Begin

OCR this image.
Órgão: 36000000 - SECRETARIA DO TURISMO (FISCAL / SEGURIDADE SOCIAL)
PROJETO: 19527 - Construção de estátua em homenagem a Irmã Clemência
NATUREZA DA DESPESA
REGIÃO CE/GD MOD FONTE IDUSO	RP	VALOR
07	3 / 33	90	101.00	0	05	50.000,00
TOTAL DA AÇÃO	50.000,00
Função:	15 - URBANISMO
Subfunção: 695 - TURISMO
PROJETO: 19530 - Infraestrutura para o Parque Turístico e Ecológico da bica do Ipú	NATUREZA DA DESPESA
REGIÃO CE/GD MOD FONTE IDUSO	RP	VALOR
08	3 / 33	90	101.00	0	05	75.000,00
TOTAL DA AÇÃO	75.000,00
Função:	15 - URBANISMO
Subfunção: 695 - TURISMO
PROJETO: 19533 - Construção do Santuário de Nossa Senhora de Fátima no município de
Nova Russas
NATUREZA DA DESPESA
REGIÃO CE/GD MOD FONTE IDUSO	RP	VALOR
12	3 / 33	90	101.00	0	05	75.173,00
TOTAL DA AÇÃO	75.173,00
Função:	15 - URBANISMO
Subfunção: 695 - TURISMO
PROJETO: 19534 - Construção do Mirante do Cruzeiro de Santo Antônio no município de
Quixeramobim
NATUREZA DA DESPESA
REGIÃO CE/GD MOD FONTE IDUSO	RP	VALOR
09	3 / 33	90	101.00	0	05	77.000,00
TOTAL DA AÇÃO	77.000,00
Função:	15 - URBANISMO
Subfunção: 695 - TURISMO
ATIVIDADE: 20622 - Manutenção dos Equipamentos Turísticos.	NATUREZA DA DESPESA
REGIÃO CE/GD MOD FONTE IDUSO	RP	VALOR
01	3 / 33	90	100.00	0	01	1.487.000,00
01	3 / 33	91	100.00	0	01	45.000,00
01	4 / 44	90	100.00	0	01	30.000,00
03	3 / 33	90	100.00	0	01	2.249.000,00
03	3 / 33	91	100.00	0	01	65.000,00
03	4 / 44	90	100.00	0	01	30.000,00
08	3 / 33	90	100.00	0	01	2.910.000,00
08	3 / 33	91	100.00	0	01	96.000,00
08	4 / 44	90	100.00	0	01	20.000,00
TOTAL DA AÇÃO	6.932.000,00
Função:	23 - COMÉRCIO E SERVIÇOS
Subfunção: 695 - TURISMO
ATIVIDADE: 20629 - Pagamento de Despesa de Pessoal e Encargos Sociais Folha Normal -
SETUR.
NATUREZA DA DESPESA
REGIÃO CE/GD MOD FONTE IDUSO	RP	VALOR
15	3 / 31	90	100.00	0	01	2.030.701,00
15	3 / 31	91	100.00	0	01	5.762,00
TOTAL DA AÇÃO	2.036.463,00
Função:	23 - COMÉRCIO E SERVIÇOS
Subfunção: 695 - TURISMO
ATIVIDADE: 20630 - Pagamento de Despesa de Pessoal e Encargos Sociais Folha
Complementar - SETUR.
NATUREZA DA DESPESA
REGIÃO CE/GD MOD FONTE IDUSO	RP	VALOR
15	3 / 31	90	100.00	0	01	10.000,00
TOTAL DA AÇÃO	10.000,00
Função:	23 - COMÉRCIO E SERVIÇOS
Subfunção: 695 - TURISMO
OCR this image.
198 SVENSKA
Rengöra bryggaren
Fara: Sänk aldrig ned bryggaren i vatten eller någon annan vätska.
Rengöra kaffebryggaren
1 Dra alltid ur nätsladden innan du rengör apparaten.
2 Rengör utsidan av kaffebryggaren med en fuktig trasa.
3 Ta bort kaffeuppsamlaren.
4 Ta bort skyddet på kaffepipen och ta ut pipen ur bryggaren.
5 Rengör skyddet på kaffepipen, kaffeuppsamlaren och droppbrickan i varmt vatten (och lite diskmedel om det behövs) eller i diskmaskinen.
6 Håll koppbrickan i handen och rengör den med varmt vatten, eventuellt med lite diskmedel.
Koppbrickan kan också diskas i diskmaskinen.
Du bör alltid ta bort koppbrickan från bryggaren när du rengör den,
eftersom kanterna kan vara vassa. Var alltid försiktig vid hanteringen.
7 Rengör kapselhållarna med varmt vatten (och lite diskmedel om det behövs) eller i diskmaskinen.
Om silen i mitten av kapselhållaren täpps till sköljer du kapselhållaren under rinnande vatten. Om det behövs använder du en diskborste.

End

**Directive:** Compute the number of lines above that contain the string "Pessoal". Reply with that value only.

**Completed exercise:** 2